→ **Data for processing**
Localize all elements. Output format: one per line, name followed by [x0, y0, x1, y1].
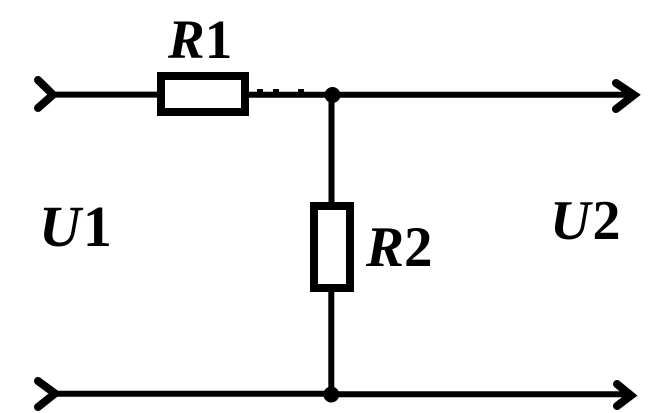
output arrow top-right: [616, 83, 634, 109]
wire: node A down to R2: [329, 95, 335, 206]
resistor R1 body: [161, 76, 245, 112]
wire: bottom rail left of node B: [55, 391, 331, 397]
svg-text:U1: U1: [39, 194, 112, 259]
wire: bottom rail right of node B: [331, 391, 628, 397]
svg-text:R1: R1: [167, 9, 232, 70]
scan tick marks on wire near R1: [257, 89, 304, 92]
wire: R1 to node A: [246, 92, 332, 98]
node A junction dot: [325, 87, 341, 103]
wire: top-left input to R1: [53, 92, 161, 98]
wire: R2 down to node B: [328, 288, 334, 394]
svg-text:R2: R2: [365, 216, 433, 279]
node B junction dot: [323, 387, 339, 403]
input arrow top-left: [38, 80, 53, 108]
output arrow bottom-right: [617, 384, 631, 406]
wire: node A to top-right output: [332, 92, 627, 98]
input arrow bottom-left: [38, 381, 55, 407]
svg-text:U2: U2: [550, 190, 620, 252]
resistor R2 body: [314, 206, 350, 288]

→ **Exercise goal**
Write out every line above without any change, and leave the picture out of your answer.

→ **Solution**
Localize all elements. Output format: one per line, name followed by [x0, y0, x1, y1].
output arrow top-right: [616, 83, 634, 109]
wire: node A down to R2: [329, 95, 335, 206]
resistor R1 body: [161, 76, 245, 112]
wire: bottom rail left of node B: [55, 391, 331, 397]
svg-text:U1: U1: [39, 194, 112, 259]
wire: bottom rail right of node B: [331, 391, 628, 397]
svg-text:R1: R1: [167, 9, 232, 70]
scan tick marks on wire near R1: [257, 89, 304, 92]
wire: R1 to node A: [246, 92, 332, 98]
node A junction dot: [325, 87, 341, 103]
wire: top-left input to R1: [53, 92, 161, 98]
wire: R2 down to node B: [328, 288, 334, 394]
svg-text:R2: R2: [365, 216, 433, 279]
node B junction dot: [323, 387, 339, 403]
input arrow top-left: [38, 80, 53, 108]
output arrow bottom-right: [617, 384, 631, 406]
wire: node A to top-right output: [332, 92, 627, 98]
input arrow bottom-left: [38, 381, 55, 407]
svg-text:U2: U2: [550, 190, 620, 252]
resistor R2 body: [314, 206, 350, 288]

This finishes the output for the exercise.